## Source data
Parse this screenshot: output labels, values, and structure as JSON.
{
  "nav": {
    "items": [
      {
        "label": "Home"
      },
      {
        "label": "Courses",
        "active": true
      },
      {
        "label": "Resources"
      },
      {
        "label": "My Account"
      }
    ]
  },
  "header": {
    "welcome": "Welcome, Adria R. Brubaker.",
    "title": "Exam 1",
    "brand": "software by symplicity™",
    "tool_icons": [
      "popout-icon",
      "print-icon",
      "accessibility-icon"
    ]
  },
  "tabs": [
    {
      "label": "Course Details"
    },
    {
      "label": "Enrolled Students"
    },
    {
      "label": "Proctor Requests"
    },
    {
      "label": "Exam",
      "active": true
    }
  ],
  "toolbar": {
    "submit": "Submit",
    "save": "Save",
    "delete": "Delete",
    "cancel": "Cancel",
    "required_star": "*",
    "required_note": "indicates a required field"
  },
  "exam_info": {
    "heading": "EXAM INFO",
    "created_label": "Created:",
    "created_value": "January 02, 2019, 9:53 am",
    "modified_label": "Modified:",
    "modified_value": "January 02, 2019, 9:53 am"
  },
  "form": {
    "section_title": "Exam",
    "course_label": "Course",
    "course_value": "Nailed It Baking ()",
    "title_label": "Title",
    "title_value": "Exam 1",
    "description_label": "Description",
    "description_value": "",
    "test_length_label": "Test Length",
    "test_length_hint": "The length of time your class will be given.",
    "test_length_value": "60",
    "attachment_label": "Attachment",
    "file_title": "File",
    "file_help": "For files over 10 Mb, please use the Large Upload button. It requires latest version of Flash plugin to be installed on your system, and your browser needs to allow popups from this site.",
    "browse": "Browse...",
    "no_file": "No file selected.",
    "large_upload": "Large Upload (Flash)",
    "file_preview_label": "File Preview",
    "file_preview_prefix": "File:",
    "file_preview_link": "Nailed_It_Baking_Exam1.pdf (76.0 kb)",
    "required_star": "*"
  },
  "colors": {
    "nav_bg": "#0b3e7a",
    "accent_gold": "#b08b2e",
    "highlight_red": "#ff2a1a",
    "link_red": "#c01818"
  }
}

## Objective
Search the entries for the word "this" and pick out every line that holds it.

## Solved exercise
Parse this screenshot: output labels, values, and structure as JSON.
    "file_help": "For files over 10 Mb, please use the Large Upload button. It requires latest version of Flash plugin to be installed on your system, and your browser needs to allow popups from this site.",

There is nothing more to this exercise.